#### Written instruction:
Find every line with the word "sections" and give their count, nothing else.
BEGIN
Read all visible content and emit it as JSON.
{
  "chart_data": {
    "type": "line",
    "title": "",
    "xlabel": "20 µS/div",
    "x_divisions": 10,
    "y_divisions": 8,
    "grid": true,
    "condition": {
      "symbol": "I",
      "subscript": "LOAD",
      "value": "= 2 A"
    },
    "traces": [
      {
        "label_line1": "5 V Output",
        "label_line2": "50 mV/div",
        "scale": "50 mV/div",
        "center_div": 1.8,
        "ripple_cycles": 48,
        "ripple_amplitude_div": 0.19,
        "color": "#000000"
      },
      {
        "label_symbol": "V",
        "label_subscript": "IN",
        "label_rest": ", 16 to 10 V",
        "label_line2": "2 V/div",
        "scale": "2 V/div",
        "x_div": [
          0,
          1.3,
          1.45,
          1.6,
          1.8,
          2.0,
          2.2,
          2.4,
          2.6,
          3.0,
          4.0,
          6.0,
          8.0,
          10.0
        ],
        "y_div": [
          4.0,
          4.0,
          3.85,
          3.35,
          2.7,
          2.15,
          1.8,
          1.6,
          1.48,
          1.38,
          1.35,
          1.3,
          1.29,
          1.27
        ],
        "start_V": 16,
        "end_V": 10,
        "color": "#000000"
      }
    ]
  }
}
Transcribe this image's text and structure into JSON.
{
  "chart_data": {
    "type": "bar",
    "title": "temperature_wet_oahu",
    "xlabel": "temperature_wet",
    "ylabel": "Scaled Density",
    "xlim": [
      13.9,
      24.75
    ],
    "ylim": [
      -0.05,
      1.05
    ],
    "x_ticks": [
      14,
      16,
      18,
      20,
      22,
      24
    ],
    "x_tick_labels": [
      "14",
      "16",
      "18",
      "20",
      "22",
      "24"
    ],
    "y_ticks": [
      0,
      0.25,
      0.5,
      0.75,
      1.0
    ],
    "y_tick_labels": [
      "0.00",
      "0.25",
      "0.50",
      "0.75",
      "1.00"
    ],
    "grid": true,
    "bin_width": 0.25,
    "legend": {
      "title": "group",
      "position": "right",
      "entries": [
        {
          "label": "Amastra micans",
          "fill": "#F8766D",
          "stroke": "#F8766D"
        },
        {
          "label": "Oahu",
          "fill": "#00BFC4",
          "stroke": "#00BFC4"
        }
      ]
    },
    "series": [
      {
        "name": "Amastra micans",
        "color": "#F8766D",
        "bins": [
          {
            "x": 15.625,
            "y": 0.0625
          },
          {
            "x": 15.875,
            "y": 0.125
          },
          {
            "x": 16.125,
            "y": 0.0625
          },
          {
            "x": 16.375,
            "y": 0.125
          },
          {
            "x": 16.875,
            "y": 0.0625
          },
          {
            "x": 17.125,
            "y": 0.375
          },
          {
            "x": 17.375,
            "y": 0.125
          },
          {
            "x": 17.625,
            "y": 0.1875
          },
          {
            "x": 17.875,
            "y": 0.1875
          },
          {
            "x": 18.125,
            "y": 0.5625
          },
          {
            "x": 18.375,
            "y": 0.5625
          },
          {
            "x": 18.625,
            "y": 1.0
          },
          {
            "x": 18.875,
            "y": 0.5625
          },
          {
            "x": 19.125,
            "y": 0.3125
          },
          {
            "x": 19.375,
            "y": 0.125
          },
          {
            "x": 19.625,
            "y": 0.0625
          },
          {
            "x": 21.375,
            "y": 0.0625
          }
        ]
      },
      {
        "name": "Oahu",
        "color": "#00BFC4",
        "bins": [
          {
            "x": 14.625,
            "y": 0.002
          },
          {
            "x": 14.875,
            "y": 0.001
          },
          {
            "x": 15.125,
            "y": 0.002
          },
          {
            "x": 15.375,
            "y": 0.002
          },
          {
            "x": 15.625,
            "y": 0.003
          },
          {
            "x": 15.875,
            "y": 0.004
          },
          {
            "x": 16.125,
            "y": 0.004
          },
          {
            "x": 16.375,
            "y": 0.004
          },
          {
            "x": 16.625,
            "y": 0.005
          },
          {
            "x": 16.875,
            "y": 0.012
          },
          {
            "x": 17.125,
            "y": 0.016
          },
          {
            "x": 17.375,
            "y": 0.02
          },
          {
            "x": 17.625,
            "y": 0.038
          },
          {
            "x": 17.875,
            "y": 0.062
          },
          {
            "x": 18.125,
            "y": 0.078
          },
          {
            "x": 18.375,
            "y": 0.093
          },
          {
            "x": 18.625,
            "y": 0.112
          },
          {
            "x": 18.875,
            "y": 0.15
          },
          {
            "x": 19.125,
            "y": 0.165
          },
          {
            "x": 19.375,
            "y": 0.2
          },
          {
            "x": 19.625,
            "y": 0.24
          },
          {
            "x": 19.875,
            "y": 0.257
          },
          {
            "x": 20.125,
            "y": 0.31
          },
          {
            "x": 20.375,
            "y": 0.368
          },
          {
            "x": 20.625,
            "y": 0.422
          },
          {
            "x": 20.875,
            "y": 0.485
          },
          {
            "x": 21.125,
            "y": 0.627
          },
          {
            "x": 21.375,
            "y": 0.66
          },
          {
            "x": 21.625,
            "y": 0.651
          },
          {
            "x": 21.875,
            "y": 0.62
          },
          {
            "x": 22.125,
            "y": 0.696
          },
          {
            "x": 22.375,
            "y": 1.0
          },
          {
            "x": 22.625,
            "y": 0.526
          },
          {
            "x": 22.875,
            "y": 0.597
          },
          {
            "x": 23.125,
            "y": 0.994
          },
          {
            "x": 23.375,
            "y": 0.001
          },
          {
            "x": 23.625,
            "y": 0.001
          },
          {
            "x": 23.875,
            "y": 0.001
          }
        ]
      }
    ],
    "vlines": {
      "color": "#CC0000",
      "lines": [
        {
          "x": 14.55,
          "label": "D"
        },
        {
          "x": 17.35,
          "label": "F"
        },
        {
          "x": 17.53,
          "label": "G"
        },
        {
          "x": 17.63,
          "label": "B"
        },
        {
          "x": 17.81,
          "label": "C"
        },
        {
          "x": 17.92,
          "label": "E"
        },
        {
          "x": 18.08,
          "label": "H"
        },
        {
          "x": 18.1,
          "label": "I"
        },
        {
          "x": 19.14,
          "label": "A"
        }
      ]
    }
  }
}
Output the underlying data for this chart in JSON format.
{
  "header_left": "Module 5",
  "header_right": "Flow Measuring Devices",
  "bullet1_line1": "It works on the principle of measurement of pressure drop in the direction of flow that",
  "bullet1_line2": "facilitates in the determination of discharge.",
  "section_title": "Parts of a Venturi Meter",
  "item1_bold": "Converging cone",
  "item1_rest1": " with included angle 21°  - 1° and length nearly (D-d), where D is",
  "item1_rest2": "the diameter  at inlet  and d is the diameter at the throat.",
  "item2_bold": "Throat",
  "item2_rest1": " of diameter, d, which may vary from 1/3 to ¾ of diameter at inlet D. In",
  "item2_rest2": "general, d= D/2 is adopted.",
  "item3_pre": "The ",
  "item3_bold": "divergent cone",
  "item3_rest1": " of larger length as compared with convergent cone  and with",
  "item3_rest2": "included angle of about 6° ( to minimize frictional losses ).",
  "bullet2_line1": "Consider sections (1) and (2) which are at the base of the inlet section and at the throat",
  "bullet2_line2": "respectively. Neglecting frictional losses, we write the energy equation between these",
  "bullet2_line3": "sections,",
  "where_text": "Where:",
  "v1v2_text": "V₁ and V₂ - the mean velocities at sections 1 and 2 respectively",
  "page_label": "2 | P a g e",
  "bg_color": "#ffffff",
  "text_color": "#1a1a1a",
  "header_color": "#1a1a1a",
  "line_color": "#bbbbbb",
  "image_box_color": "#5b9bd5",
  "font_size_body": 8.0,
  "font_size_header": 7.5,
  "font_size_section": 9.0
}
END
#### Worked solution:
3